:: INFORMATION GIVEN
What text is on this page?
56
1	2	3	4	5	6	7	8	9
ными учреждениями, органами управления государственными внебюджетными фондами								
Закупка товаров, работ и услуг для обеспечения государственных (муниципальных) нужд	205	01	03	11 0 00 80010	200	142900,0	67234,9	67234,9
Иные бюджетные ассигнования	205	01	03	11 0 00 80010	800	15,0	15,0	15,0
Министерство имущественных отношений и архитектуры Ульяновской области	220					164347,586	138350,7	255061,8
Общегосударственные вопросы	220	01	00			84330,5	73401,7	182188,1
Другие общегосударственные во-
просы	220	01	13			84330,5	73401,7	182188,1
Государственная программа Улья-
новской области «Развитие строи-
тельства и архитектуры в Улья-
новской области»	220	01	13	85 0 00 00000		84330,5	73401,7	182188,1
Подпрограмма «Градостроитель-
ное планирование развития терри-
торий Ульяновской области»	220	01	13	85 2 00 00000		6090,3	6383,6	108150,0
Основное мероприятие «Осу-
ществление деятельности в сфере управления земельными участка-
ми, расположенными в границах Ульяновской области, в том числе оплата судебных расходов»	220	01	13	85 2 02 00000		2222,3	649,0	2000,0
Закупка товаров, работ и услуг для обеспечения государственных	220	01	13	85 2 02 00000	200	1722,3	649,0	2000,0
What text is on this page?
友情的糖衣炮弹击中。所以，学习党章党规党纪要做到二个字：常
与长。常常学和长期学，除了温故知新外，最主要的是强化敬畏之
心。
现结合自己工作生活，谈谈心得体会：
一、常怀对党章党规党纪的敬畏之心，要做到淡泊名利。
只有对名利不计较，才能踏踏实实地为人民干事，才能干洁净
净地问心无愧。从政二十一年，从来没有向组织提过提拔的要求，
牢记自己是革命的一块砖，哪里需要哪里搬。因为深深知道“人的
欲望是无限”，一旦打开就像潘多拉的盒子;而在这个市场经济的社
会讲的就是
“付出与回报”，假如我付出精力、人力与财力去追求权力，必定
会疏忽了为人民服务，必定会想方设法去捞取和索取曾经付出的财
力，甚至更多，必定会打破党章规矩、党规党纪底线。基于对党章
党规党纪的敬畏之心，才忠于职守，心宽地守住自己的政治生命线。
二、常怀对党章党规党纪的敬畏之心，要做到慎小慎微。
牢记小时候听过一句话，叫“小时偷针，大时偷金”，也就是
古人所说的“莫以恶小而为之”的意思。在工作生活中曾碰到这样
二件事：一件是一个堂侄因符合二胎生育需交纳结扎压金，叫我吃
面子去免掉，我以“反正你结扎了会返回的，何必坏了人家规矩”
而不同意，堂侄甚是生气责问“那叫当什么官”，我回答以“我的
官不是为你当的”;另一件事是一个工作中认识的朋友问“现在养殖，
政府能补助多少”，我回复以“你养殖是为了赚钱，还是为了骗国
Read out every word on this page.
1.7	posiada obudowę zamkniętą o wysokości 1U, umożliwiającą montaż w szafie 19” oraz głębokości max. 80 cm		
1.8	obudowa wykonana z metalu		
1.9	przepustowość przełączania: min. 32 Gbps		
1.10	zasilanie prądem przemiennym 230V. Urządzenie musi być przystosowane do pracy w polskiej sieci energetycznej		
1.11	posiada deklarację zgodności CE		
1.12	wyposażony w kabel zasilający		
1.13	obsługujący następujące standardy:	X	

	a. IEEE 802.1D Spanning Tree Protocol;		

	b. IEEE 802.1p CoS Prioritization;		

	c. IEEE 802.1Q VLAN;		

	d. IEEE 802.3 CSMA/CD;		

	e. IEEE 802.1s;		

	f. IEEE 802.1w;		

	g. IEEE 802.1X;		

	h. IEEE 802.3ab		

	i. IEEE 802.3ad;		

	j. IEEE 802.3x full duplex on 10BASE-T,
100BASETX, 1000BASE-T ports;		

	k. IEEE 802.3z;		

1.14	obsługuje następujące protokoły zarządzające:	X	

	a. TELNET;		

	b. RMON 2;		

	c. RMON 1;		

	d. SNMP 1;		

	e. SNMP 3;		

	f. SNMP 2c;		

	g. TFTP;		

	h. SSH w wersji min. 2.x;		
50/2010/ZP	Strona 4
::::
• [PROBLEM DETAILS]
Above are some records; extract every one of them exactly.

• [RESPONSE TO THE EXERCISE]
What text is on this page?
56
1	2	3	4	5	6	7	8	9
ными учреждениями, органами управления государственными внебюджетными фондами								
Закупка товаров, работ и услуг для обеспечения государственных (муниципальных) нужд	205	01	03	11 0 00 80010	200	142900,0	67234,9	67234,9
Иные бюджетные ассигнования	205	01	03	11 0 00 80010	800	15,0	15,0	15,0
Министерство имущественных отношений и архитектуры Ульяновской области	220					164347,586	138350,7	255061,8
Общегосударственные вопросы	220	01	00			84330,5	73401,7	182188,1
Другие общегосударственные во-
просы	220	01	13			84330,5	73401,7	182188,1
Государственная программа Улья-
новской области «Развитие строи-
тельства и архитектуры в Улья-
новской области»	220	01	13	85 0 00 00000		84330,5	73401,7	182188,1
Подпрограмма «Градостроитель-
ное планирование развития терри-
торий Ульяновской области»	220	01	13	85 2 00 00000		6090,3	6383,6	108150,0
Основное мероприятие «Осу-
ществление деятельности в сфере управления земельными участка-
ми, расположенными в границах Ульяновской области, в том числе оплата судебных расходов»	220	01	13	85 2 02 00000		2222,3	649,0	2000,0
Закупка товаров, работ и услуг для обеспечения государственных	220	01	13	85 2 02 00000	200	1722,3	649,0	2000,0
What text is on this page?
友情的糖衣炮弹击中。所以，学习党章党规党纪要做到二个字：常
与长。常常学和长期学，除了温故知新外，最主要的是强化敬畏之
心。
现结合自己工作生活，谈谈心得体会：
一、常怀对党章党规党纪的敬畏之心，要做到淡泊名利。
只有对名利不计较，才能踏踏实实地为人民干事，才能干洁净
净地问心无愧。从政二十一年，从来没有向组织提过提拔的要求，
牢记自己是革命的一块砖，哪里需要哪里搬。因为深深知道“人的
欲望是无限”，一旦打开就像潘多拉的盒子;而在这个市场经济的社
会讲的就是
“付出与回报”，假如我付出精力、人力与财力去追求权力，必定
会疏忽了为人民服务，必定会想方设法去捞取和索取曾经付出的财
力，甚至更多，必定会打破党章规矩、党规党纪底线。基于对党章
党规党纪的敬畏之心，才忠于职守，心宽地守住自己的政治生命线。
二、常怀对党章党规党纪的敬畏之心，要做到慎小慎微。
牢记小时候听过一句话，叫“小时偷针，大时偷金”，也就是
古人所说的“莫以恶小而为之”的意思。在工作生活中曾碰到这样
二件事：一件是一个堂侄因符合二胎生育需交纳结扎压金，叫我吃
面子去免掉，我以“反正你结扎了会返回的，何必坏了人家规矩”
而不同意，堂侄甚是生气责问“那叫当什么官”，我回答以“我的
官不是为你当的”;另一件事是一个工作中认识的朋友问“现在养殖，
政府能补助多少”，我回复以“你养殖是为了赚钱，还是为了骗国
Read out every word on this page.
1.7	posiada obudowę zamkniętą o wysokości 1U, umożliwiającą montaż w szafie 19” oraz głębokości max. 80 cm		
1.8	obudowa wykonana z metalu		
1.9	przepustowość przełączania: min. 32 Gbps		
1.10	zasilanie prądem przemiennym 230V. Urządzenie musi być przystosowane do pracy w polskiej sieci energetycznej		
1.11	posiada deklarację zgodności CE		
1.12	wyposażony w kabel zasilający		
1.13	obsługujący następujące standardy:	X	

	a. IEEE 802.1D Spanning Tree Protocol;		

	b. IEEE 802.1p CoS Prioritization;		

	c. IEEE 802.1Q VLAN;		

	d. IEEE 802.3 CSMA/CD;		

	e. IEEE 802.1s;		

	f. IEEE 802.1w;		

	g. IEEE 802.1X;		

	h. IEEE 802.3ab		

	i. IEEE 802.3ad;		

	j. IEEE 802.3x full duplex on 10BASE-T,
100BASETX, 1000BASE-T ports;		

	k. IEEE 802.3z;		

1.14	obsługuje następujące protokoły zarządzające:	X	

	a. TELNET;		

	b. RMON 2;		

	c. RMON 1;		

	d. SNMP 1;		

	e. SNMP 3;		

	f. SNMP 2c;		

	g. TFTP;		

	h. SSH w wersji min. 2.x;		
50/2010/ZP	Strona 4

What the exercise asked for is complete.